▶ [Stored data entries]

- - - - - - -

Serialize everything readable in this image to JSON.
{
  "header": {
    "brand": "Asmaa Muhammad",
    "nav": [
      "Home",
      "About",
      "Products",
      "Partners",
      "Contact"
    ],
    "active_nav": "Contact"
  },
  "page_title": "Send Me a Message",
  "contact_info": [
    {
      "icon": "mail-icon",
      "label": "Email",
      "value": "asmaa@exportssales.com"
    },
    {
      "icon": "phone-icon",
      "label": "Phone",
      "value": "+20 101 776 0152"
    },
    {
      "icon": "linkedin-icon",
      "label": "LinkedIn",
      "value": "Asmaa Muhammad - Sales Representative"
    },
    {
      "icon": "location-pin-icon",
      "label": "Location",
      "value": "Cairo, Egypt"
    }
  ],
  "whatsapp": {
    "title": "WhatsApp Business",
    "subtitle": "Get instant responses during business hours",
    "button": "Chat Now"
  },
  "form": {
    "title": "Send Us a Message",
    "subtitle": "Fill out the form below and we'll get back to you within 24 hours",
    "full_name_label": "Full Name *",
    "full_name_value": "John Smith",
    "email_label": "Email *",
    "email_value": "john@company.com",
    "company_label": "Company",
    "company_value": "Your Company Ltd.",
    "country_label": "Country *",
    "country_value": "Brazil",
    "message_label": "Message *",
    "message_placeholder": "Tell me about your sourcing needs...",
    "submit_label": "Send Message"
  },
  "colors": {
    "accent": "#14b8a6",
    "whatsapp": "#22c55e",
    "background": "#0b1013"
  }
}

- - - - - - -

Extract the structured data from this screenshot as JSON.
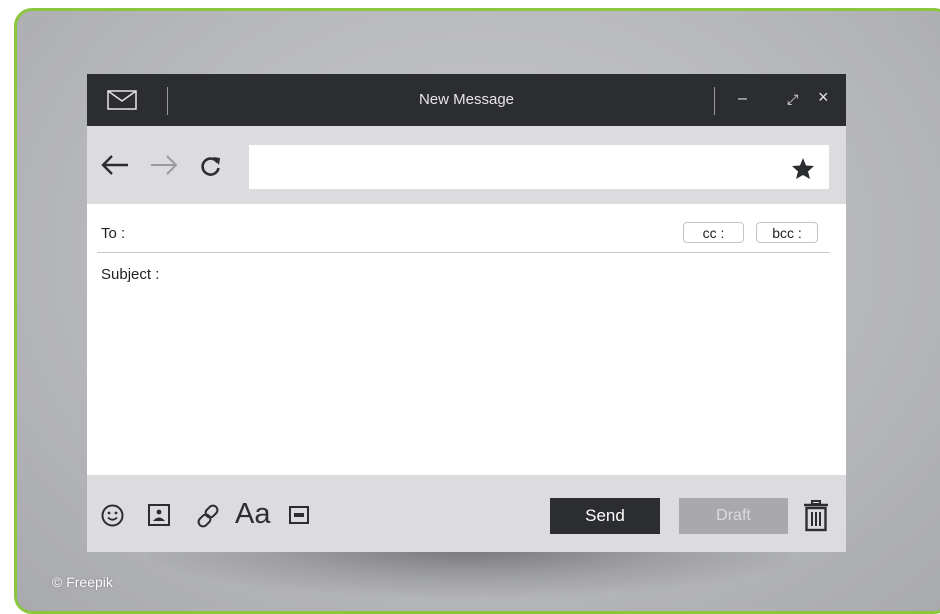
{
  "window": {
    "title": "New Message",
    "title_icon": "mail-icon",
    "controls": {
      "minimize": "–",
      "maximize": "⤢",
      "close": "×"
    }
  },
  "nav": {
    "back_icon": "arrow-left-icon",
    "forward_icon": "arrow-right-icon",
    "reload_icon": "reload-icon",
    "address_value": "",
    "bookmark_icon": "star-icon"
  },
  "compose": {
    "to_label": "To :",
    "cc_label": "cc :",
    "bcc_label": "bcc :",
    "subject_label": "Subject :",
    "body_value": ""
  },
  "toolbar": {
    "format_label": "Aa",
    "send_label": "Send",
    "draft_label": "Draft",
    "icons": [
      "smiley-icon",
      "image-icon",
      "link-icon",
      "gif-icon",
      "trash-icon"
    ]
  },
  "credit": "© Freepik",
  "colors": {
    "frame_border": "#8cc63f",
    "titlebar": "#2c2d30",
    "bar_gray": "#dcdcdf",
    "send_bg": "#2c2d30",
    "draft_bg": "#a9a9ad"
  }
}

- - - - - - -

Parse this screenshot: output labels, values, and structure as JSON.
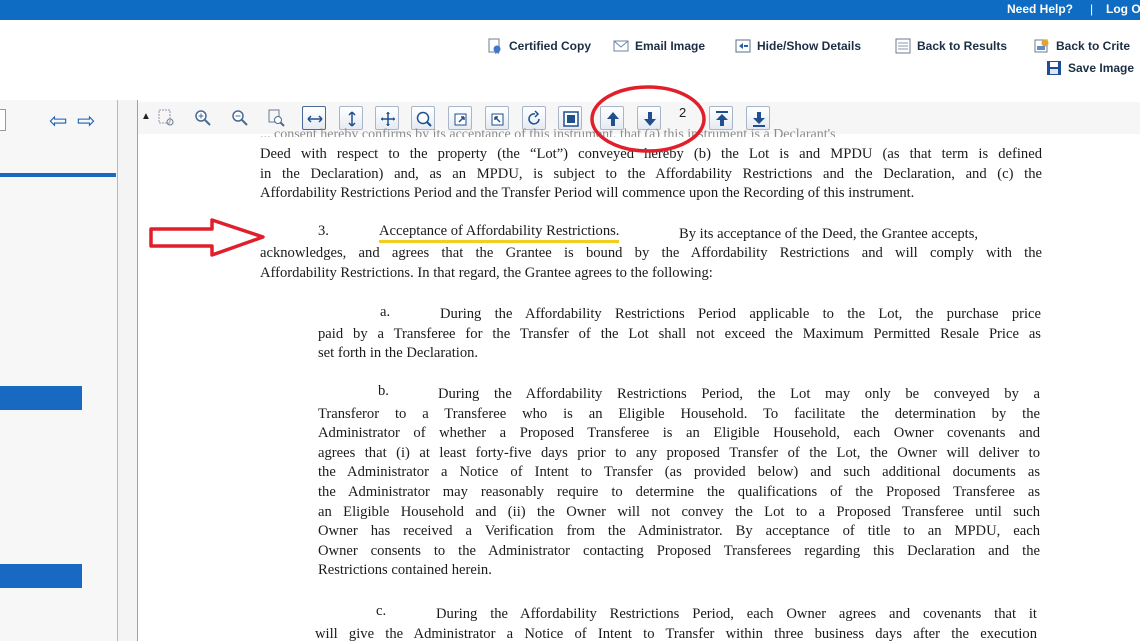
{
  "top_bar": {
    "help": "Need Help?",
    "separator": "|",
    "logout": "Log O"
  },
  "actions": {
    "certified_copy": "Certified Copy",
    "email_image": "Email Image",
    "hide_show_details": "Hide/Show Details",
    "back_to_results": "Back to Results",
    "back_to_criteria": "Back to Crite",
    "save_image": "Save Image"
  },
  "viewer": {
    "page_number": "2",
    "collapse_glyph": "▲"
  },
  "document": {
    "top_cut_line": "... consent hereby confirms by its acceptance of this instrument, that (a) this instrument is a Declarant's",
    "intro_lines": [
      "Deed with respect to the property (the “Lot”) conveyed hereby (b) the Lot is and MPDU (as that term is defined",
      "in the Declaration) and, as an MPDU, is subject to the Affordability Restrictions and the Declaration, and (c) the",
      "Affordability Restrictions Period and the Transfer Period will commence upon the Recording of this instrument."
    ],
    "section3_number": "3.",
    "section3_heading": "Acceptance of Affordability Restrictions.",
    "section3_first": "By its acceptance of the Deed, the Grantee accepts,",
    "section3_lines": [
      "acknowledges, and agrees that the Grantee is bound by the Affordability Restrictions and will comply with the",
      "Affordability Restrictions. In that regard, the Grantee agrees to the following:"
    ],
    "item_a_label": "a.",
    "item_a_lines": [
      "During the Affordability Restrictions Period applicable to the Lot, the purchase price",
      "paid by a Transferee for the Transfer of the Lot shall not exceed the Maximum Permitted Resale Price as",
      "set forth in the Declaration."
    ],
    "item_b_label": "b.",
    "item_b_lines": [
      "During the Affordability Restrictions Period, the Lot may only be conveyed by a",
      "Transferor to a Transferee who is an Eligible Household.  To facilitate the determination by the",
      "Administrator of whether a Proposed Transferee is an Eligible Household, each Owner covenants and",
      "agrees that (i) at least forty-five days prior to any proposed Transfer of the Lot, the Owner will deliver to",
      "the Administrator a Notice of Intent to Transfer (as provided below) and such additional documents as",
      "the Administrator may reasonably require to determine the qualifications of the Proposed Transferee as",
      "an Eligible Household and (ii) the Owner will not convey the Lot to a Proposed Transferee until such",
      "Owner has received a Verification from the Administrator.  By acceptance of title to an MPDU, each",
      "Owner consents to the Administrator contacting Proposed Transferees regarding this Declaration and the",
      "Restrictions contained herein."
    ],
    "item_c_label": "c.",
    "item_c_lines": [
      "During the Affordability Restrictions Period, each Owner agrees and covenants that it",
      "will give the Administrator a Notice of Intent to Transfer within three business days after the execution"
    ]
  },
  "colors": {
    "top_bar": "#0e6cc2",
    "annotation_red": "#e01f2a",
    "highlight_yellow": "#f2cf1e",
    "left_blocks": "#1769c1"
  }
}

- - - - - - -

▶ [WHAT YOU NEED TO DO]
Copy out each line of the data where the string "Deed" appears.

▶ [TASK RESULT]
      "Deed with respect to the property (the “Lot”) conveyed hereby (b) the Lot is and MPDU (as that term is defined",
    "section3_first": "By its acceptance of the Deed, the Grantee accepts,",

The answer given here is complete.